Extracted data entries
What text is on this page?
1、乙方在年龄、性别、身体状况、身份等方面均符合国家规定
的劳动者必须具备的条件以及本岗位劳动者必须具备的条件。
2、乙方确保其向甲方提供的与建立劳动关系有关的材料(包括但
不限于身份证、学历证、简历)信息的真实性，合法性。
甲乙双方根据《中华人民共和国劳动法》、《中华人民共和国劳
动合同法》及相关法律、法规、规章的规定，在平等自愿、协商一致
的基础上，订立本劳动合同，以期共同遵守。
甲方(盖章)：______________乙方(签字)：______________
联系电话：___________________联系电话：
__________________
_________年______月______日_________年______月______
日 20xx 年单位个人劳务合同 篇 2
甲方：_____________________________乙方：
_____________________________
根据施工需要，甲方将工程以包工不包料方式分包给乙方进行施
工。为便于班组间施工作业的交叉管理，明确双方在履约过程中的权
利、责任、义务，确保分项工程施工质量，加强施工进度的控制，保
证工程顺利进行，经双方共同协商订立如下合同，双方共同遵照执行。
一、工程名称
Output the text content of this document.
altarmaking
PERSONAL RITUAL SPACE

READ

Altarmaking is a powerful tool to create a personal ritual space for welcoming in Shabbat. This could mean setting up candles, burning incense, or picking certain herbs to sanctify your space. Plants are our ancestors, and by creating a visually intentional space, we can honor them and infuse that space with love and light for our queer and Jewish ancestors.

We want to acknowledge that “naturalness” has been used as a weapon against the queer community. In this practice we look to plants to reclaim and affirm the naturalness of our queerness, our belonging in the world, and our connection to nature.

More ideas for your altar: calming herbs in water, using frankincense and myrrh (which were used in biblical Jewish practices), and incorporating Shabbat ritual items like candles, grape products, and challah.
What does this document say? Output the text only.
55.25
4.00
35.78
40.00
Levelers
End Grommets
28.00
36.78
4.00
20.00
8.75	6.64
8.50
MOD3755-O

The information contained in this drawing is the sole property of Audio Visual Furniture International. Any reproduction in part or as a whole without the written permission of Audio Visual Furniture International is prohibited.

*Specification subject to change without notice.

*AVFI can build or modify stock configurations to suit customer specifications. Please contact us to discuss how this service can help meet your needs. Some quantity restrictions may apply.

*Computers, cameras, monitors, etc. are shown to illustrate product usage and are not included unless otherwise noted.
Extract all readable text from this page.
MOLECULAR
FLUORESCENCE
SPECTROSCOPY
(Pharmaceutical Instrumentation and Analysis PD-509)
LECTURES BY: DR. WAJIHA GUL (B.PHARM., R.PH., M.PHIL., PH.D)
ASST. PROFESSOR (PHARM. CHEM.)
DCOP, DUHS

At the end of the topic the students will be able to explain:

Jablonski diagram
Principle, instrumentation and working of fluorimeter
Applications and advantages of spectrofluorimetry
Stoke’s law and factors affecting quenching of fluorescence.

- **Problem requirements**
Only a number is expected here: the count of lines in the listing that hold the string "without".

- **Exercise result**
2